§ DIRECTIONS
Give only the number of lines in the records below that contain the word "this".

==================================================

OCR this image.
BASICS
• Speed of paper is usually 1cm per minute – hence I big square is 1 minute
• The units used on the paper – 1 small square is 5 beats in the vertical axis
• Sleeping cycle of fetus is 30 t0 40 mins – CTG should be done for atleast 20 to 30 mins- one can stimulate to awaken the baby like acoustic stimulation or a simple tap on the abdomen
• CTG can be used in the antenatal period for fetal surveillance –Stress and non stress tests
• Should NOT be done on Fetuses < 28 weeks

==================================================

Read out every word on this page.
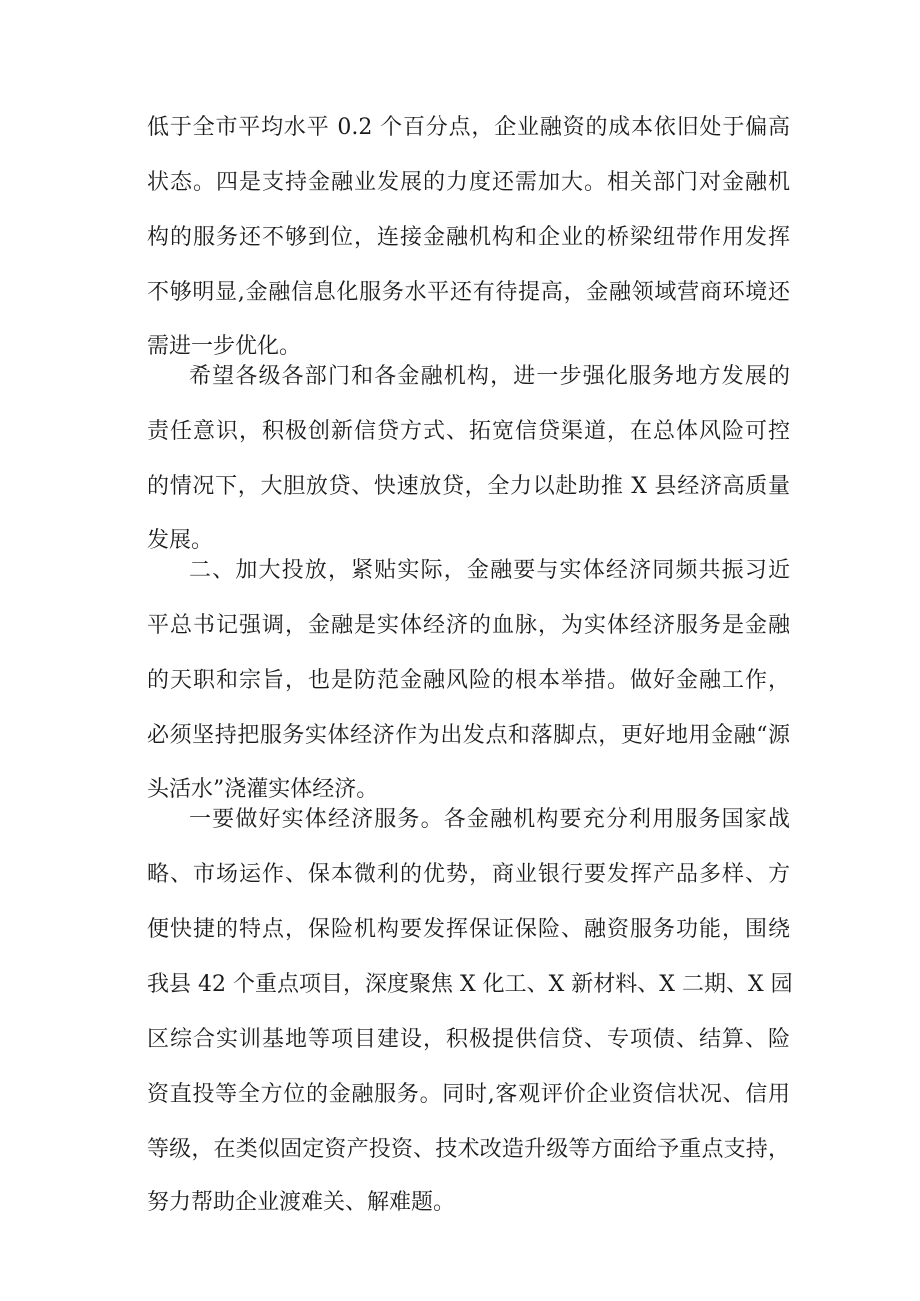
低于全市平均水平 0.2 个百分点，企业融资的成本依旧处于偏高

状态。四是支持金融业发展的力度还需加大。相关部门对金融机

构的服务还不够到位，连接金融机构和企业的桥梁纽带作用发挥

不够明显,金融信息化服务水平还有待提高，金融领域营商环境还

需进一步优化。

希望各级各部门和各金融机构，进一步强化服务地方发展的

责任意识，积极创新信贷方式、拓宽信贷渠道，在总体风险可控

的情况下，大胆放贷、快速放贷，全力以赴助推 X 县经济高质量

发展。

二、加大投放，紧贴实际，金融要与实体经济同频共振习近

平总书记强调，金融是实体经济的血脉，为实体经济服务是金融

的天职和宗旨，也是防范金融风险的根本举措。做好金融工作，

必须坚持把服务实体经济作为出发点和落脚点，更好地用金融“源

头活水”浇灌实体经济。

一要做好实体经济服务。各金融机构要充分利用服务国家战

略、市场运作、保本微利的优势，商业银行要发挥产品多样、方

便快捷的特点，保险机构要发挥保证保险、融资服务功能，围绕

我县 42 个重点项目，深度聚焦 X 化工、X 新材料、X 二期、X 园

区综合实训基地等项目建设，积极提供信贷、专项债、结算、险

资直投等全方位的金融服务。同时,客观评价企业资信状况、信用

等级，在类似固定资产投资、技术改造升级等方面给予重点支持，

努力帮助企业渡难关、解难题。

==================================================

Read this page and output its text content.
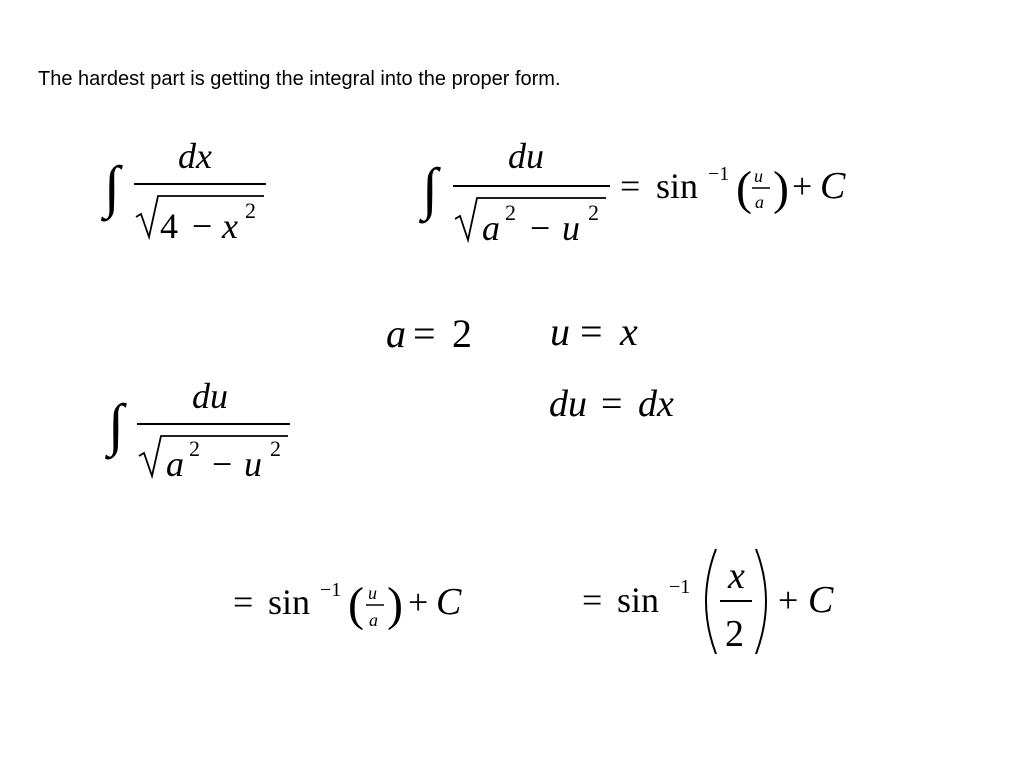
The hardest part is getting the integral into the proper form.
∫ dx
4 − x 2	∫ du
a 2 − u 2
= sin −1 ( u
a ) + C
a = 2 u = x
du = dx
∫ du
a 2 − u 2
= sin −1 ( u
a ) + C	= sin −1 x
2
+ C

==================================================

§ FULL ANSWER
3